• **Your instructions**
Without pictures, output exactly the lines running from the line containing "What data populates" to the end of the listing below.

::::::

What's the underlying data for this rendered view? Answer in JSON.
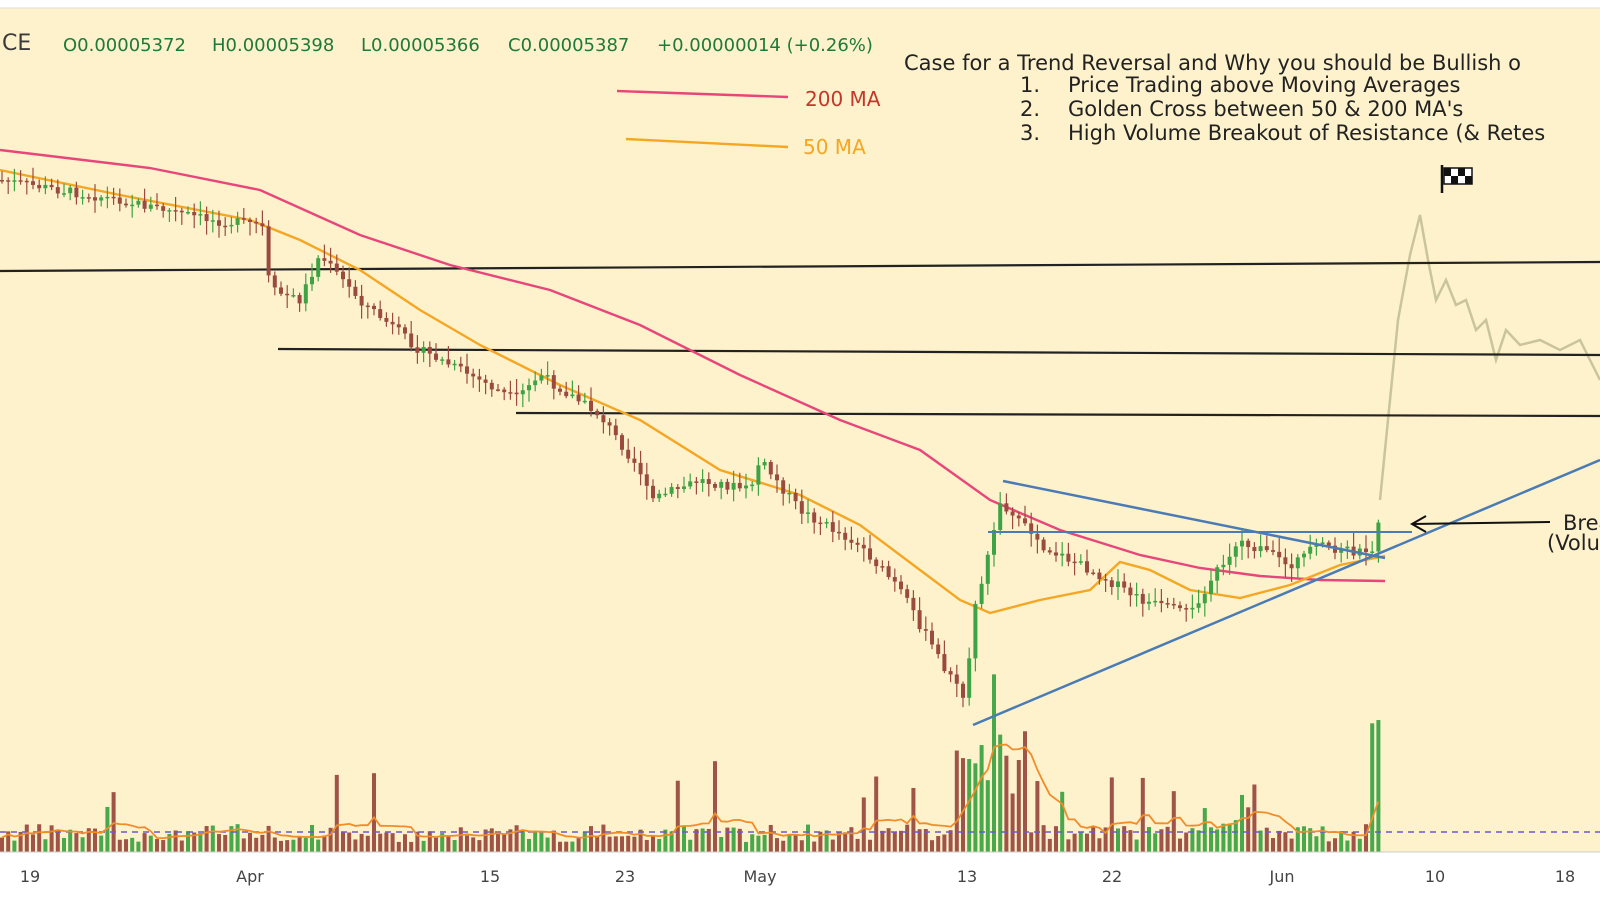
{
  "header": {
    "symbol": "CE",
    "open": "O0.00005372",
    "high": "H0.00005398",
    "low": "L0.00005366",
    "close": "C0.00005387",
    "change": "+0.00000014 (+0.26%)"
  },
  "legend": {
    "ma200_label": "200 MA",
    "ma50_label": "50 MA",
    "ma200_color": "#e8457a",
    "ma50_color": "#f5a623"
  },
  "annotation": {
    "title": "Case for a Trend Reversal and Why you should be Bullish o",
    "points": [
      {
        "num": "1.",
        "text": "Price Trading above Moving Averages"
      },
      {
        "num": "2.",
        "text": "Golden Cross between 50 & 200 MA's"
      },
      {
        "num": "3.",
        "text": "High Volume Breakout of Resistance (& Retes"
      }
    ],
    "breakout_line1": "Brea",
    "breakout_line2": "(Volu",
    "flag_icon": "checkered-flag"
  },
  "colors": {
    "background": "#fdf2cc",
    "up_candle": "#3da344",
    "down_candle": "#9b4a3f",
    "trendline": "#4a7bb5",
    "resistance": "#222222",
    "volume_ma": "#f08c2a",
    "baseline": "#6a5acd",
    "projection": "#c9c49a"
  },
  "chart_data": {
    "type": "candlestick",
    "x_tick_labels": [
      "19",
      "Apr",
      "15",
      "23",
      "May",
      "13",
      "22",
      "Jun",
      "10",
      "18"
    ],
    "series": [
      {
        "name": "200 MA",
        "trend": "declining from 0.0000605 to 0.0000530"
      },
      {
        "name": "50 MA",
        "trend": "declining from 0.0000600 to 0.0000470, then rising to 0.0000540"
      }
    ],
    "price_approx": {
      "start": 6e-05,
      "april_low": 5e-05,
      "may_low": 4.4e-05,
      "mid_may_high": 5.65e-05,
      "last_close": 5.387e-05
    },
    "horizontal_levels": [
      6.6e-05,
      6.25e-05,
      5.95e-05
    ],
    "pattern": "symmetrical triangle breakout",
    "grid": false
  }
}
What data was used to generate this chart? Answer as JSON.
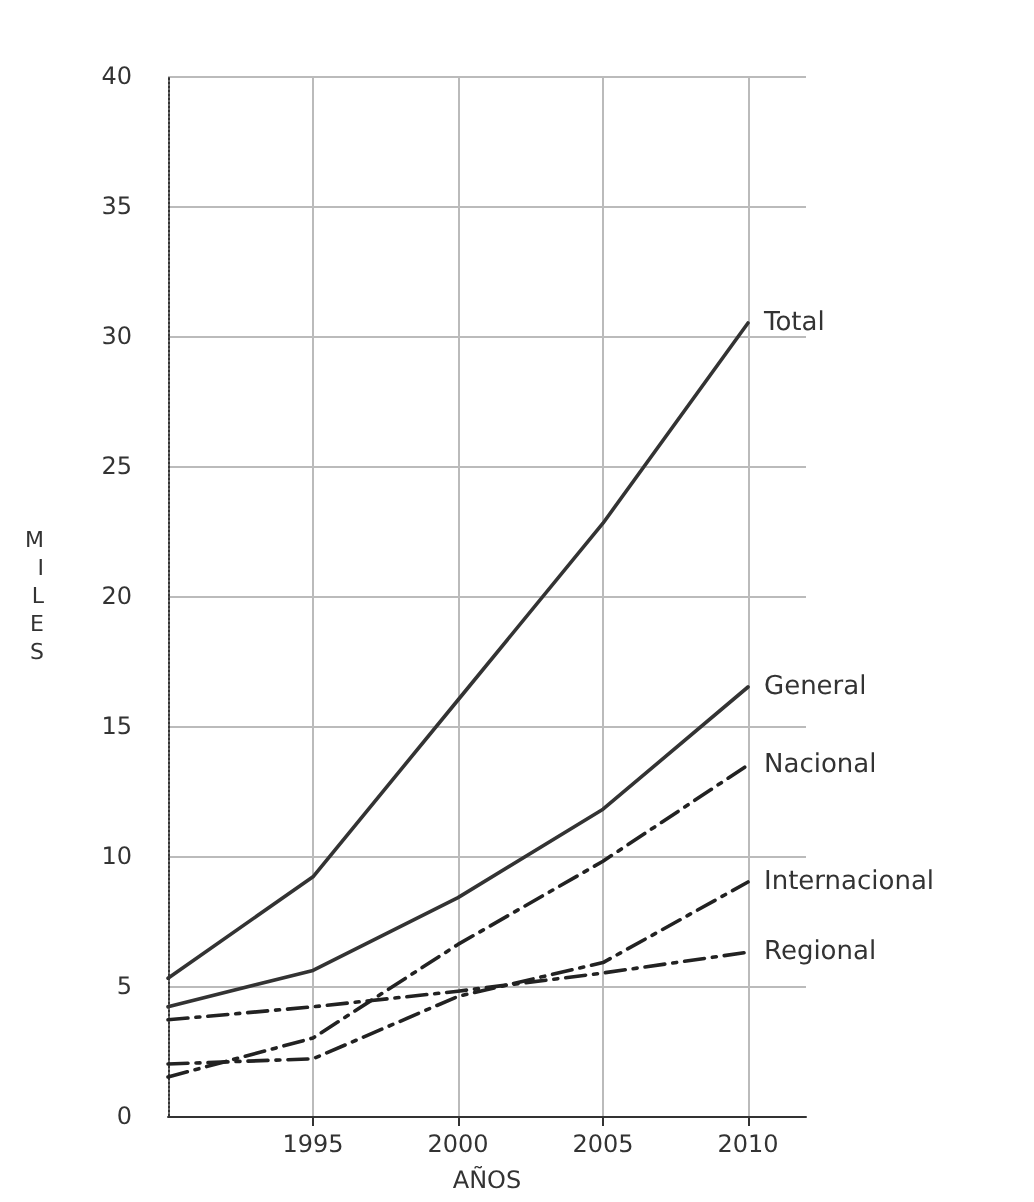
{
  "chart_data": {
    "type": "line",
    "xlabel": "AÑOS",
    "ylabel": "MILES",
    "x": [
      1990,
      1995,
      2000,
      2005,
      2010
    ],
    "series": [
      {
        "name": "Total",
        "color": "#333333",
        "line_style": "solid",
        "values": [
          5.3,
          9.2,
          16,
          22.8,
          30.5
        ]
      },
      {
        "name": "General",
        "color": "#333333",
        "line_style": "solid",
        "values": [
          4.2,
          5.6,
          8.4,
          11.8,
          16.5
        ]
      },
      {
        "name": "Nacional",
        "color": "#222222",
        "line_style": "dashed",
        "values": [
          1.5,
          3.0,
          6.6,
          9.8,
          13.5
        ]
      },
      {
        "name": "Internacional",
        "color": "#222222",
        "line_style": "dashed",
        "values": [
          2.0,
          2.2,
          4.6,
          5.9,
          9.0
        ]
      },
      {
        "name": "Regional",
        "color": "#222222",
        "line_style": "dashed",
        "values": [
          3.7,
          4.2,
          4.8,
          5.5,
          6.3
        ]
      }
    ],
    "xlim": [
      1990,
      2012
    ],
    "xticks": [
      1995,
      2000,
      2005,
      2010
    ],
    "ylim": [
      0,
      40
    ],
    "yticks": [
      0,
      5,
      10,
      15,
      20,
      25,
      30,
      35,
      40
    ],
    "grid": true,
    "legend": false,
    "marker": "none"
  }
}
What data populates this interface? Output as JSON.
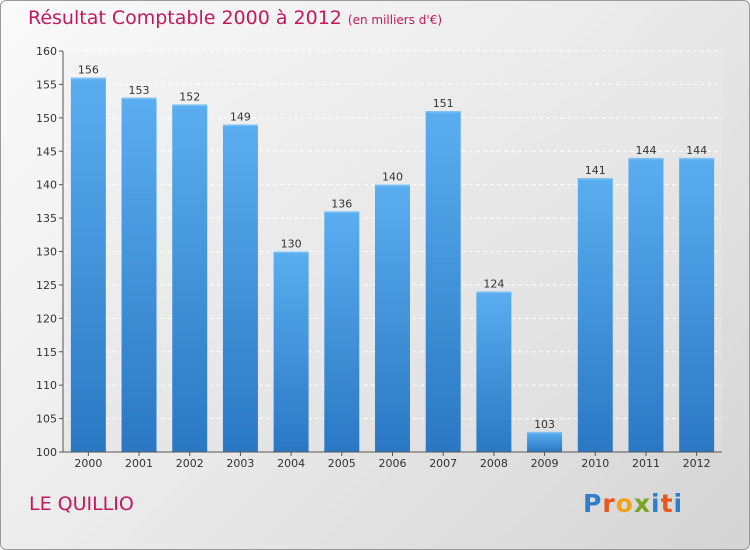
{
  "chart_data": {
    "type": "bar",
    "title": "Résultat Comptable 2000 à 2012",
    "unit_label": "(en milliers d'€)",
    "categories": [
      "2000",
      "2001",
      "2002",
      "2003",
      "2004",
      "2005",
      "2006",
      "2007",
      "2008",
      "2009",
      "2010",
      "2011",
      "2012"
    ],
    "values": [
      156,
      153,
      152,
      149,
      130,
      136,
      140,
      151,
      124,
      103,
      141,
      144,
      144
    ],
    "ylim": [
      100,
      160
    ],
    "yticks": [
      100,
      105,
      110,
      115,
      120,
      125,
      130,
      135,
      140,
      145,
      150,
      155,
      160
    ],
    "xlabel": "",
    "ylabel": "",
    "grid": true,
    "bar_color": "#4a9de0"
  },
  "location": "LE QUILLIO",
  "brand": {
    "letters": [
      "P",
      "r",
      "o",
      "x",
      "i",
      "t",
      "i"
    ],
    "colors": [
      "#2e7ec8",
      "#e8571c",
      "#f0a21a",
      "#7aa52a",
      "#2e7ec8",
      "#e8571c",
      "#2e7ec8"
    ]
  },
  "colors": {
    "accent": "#c3185b"
  }
}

::::::

• **Response**
What data populates this interface? Output as JSON.
{
  "chart_data": {
    "type": "bar",
    "title": "Résultat Comptable 2000 à 2012",
    "unit_label": "(en milliers d'€)",
    "categories": [
      "2000",
      "2001",
      "2002",
      "2003",
      "2004",
      "2005",
      "2006",
      "2007",
      "2008",
      "2009",
      "2010",
      "2011",
      "2012"
    ],
    "values": [
      156,
      153,
      152,
      149,
      130,
      136,
      140,
      151,
      124,
      103,
      141,
      144,
      144
    ],
    "ylim": [
      100,
      160
    ],
    "yticks": [
      100,
      105,
      110,
      115,
      120,
      125,
      130,
      135,
      140,
      145,
      150,
      155,
      160
    ],
    "xlabel": "",
    "ylabel": "",
    "grid": true,
    "bar_color": "#4a9de0"
  },
  "location": "LE QUILLIO",
  "brand": {
    "letters": [
      "P",
      "r",
      "o",
      "x",
      "i",
      "t",
      "i"
    ],
    "colors": [
      "#2e7ec8",
      "#e8571c",
      "#f0a21a",
      "#7aa52a",
      "#2e7ec8",
      "#e8571c",
      "#2e7ec8"
    ]
  },
  "colors": {
    "accent": "#c3185b"
  }
}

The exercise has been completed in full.